PROBLEM DETAILS ▸
Output a single figure: the number of lines in which the word "Microinvest" appears.

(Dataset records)
--- --- ---
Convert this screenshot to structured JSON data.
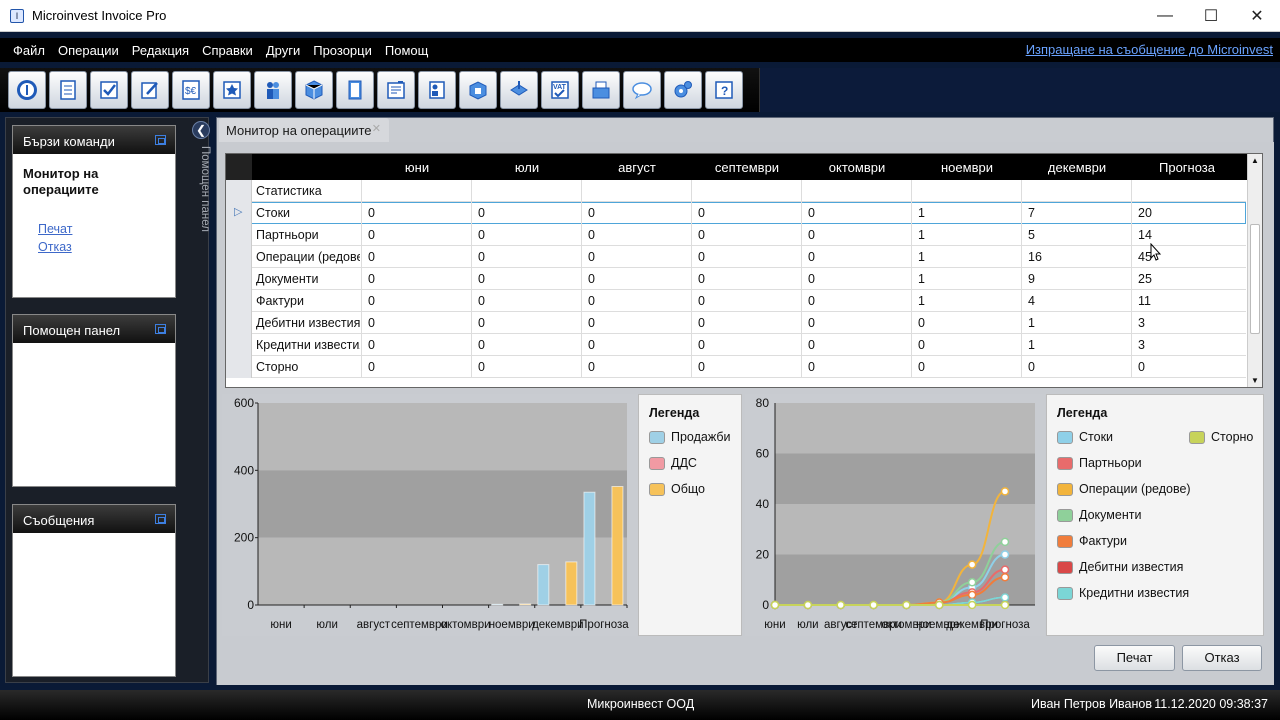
{
  "window": {
    "title": "Microinvest Invoice Pro",
    "icon": "app-icon",
    "controls": [
      "minimize",
      "maximize",
      "close"
    ]
  },
  "menu": {
    "items": [
      "Файл",
      "Операции",
      "Редакция",
      "Справки",
      "Други",
      "Прозорци",
      "Помощ"
    ],
    "link": "Изпращане на съобщение до Microinvest"
  },
  "toolbar": {
    "icons": [
      "info-icon",
      "document-icon",
      "checkmark-icon",
      "edit-icon",
      "currency-icon",
      "star-icon",
      "people-icon",
      "cube-icon",
      "book-icon",
      "report-icon",
      "contacts-icon",
      "box-icon",
      "export-icon",
      "vat-icon",
      "cash-register-icon",
      "chat-icon",
      "settings-icon",
      "help-icon"
    ]
  },
  "left": {
    "quick": {
      "title": "Бързи команди",
      "heading": "Монитор на операциите",
      "links": [
        "Печат",
        "Отказ"
      ]
    },
    "help": {
      "title": "Помощен панел"
    },
    "messages": {
      "title": "Съобщения"
    },
    "vertical_tab": "Помощен панел"
  },
  "tab": {
    "label": "Монитор на операциите"
  },
  "grid": {
    "columns": [
      "юни",
      "юли",
      "август",
      "септември",
      "октомври",
      "ноември",
      "декември",
      "Прогноза"
    ],
    "rows": [
      {
        "label": "Статистика",
        "values": [
          "",
          "",
          "",
          "",
          "",
          "",
          "",
          ""
        ]
      },
      {
        "label": "Стоки",
        "values": [
          "0",
          "0",
          "0",
          "0",
          "0",
          "1",
          "7",
          "20"
        ],
        "selected": true
      },
      {
        "label": "Партньори",
        "values": [
          "0",
          "0",
          "0",
          "0",
          "0",
          "1",
          "5",
          "14"
        ]
      },
      {
        "label": "Операции (редове)",
        "values": [
          "0",
          "0",
          "0",
          "0",
          "0",
          "1",
          "16",
          "45"
        ]
      },
      {
        "label": "Документи",
        "values": [
          "0",
          "0",
          "0",
          "0",
          "0",
          "1",
          "9",
          "25"
        ]
      },
      {
        "label": "Фактури",
        "values": [
          "0",
          "0",
          "0",
          "0",
          "0",
          "1",
          "4",
          "11"
        ]
      },
      {
        "label": "Дебитни известия",
        "values": [
          "0",
          "0",
          "0",
          "0",
          "0",
          "0",
          "1",
          "3"
        ]
      },
      {
        "label": "Кредитни известия",
        "values": [
          "0",
          "0",
          "0",
          "0",
          "0",
          "0",
          "1",
          "3"
        ]
      },
      {
        "label": "Сторно",
        "values": [
          "0",
          "0",
          "0",
          "0",
          "0",
          "0",
          "0",
          "0"
        ]
      }
    ]
  },
  "chart_data": [
    {
      "type": "bar",
      "categories": [
        "юни",
        "юли",
        "август",
        "септември",
        "октомври",
        "ноември",
        "декември",
        "Прогноза"
      ],
      "series": [
        {
          "name": "Продажби",
          "values": [
            0,
            0,
            0,
            0,
            0,
            2,
            120,
            335
          ],
          "color": "#9fd0e6"
        },
        {
          "name": "ДДС",
          "values": [
            0,
            0,
            0,
            0,
            0,
            0,
            0,
            0
          ],
          "color": "#f19aa3"
        },
        {
          "name": "Общо",
          "values": [
            0,
            0,
            0,
            0,
            0,
            3,
            128,
            352
          ],
          "color": "#f6c25a"
        }
      ],
      "ylim": [
        0,
        600
      ],
      "yticks": [
        "0",
        "200",
        "400",
        "600"
      ],
      "legend_title": "Легенда"
    },
    {
      "type": "line",
      "categories": [
        "юни",
        "юли",
        "август",
        "септември",
        "октомври",
        "ноември",
        "декември",
        "Прогноза"
      ],
      "series": [
        {
          "name": "Стоки",
          "values": [
            0,
            0,
            0,
            0,
            0,
            1,
            7,
            20
          ],
          "color": "#8fd0e8"
        },
        {
          "name": "Партньори",
          "values": [
            0,
            0,
            0,
            0,
            0,
            1,
            5,
            14
          ],
          "color": "#e86b6b"
        },
        {
          "name": "Операции (редове)",
          "values": [
            0,
            0,
            0,
            0,
            0,
            1,
            16,
            45
          ],
          "color": "#f2b43c"
        },
        {
          "name": "Документи",
          "values": [
            0,
            0,
            0,
            0,
            0,
            1,
            9,
            25
          ],
          "color": "#8fd09a"
        },
        {
          "name": "Фактури",
          "values": [
            0,
            0,
            0,
            0,
            0,
            1,
            4,
            11
          ],
          "color": "#f07d3c"
        },
        {
          "name": "Дебитни известия",
          "values": [
            0,
            0,
            0,
            0,
            0,
            0,
            1,
            3
          ],
          "color": "#d94848"
        },
        {
          "name": "Кредитни известия",
          "values": [
            0,
            0,
            0,
            0,
            0,
            0,
            1,
            3
          ],
          "color": "#7bd6d6"
        },
        {
          "name": "Сторно",
          "values": [
            0,
            0,
            0,
            0,
            0,
            0,
            0,
            0
          ],
          "color": "#c7d35a"
        }
      ],
      "ylim": [
        0,
        80
      ],
      "yticks": [
        "0",
        "20",
        "40",
        "60",
        "80"
      ],
      "legend_title": "Легенда"
    }
  ],
  "buttons": {
    "print": "Печат",
    "cancel": "Отказ"
  },
  "status": {
    "company": "Микроинвест ООД",
    "user": "Иван Петров Иванов",
    "datetime": "11.12.2020 09:38:37"
  }
}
--- --- ---
RESULT OF THIS TASK ▸
2